[Dataset records]
════════════════

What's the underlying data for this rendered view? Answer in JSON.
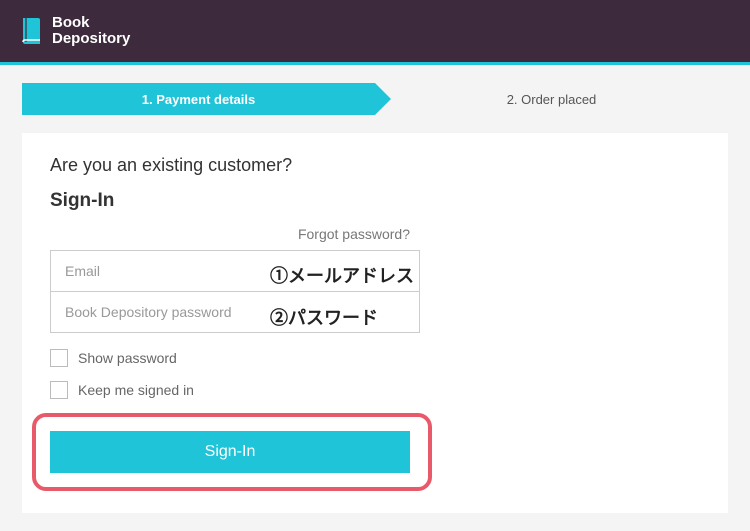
{
  "brand": {
    "line1": "Book",
    "line2": "Depository"
  },
  "steps": {
    "step1": "1. Payment details",
    "step2": "2. Order placed"
  },
  "card": {
    "question": "Are you an existing customer?",
    "heading": "Sign-In",
    "forgot": "Forgot password?",
    "email_placeholder": "Email",
    "password_placeholder": "Book Depository password",
    "show_password": "Show password",
    "keep_signed": "Keep me signed in",
    "signin_button": "Sign-In"
  },
  "annotations": {
    "email": "①メールアドレス",
    "password": "②パスワード"
  },
  "colors": {
    "accent": "#1fc4d8",
    "header": "#3d2b3d",
    "highlight": "#e85a6a"
  }
}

════════════════

• [Exercise prompt] Set down the material above as is, without any pictures.

• [Answer for the task]
What's the underlying data for this rendered view? Answer in JSON.
{
  "brand": {
    "line1": "Book",
    "line2": "Depository"
  },
  "steps": {
    "step1": "1. Payment details",
    "step2": "2. Order placed"
  },
  "card": {
    "question": "Are you an existing customer?",
    "heading": "Sign-In",
    "forgot": "Forgot password?",
    "email_placeholder": "Email",
    "password_placeholder": "Book Depository password",
    "show_password": "Show password",
    "keep_signed": "Keep me signed in",
    "signin_button": "Sign-In"
  },
  "annotations": {
    "email": "①メールアドレス",
    "password": "②パスワード"
  },
  "colors": {
    "accent": "#1fc4d8",
    "header": "#3d2b3d",
    "highlight": "#e85a6a"
  }
}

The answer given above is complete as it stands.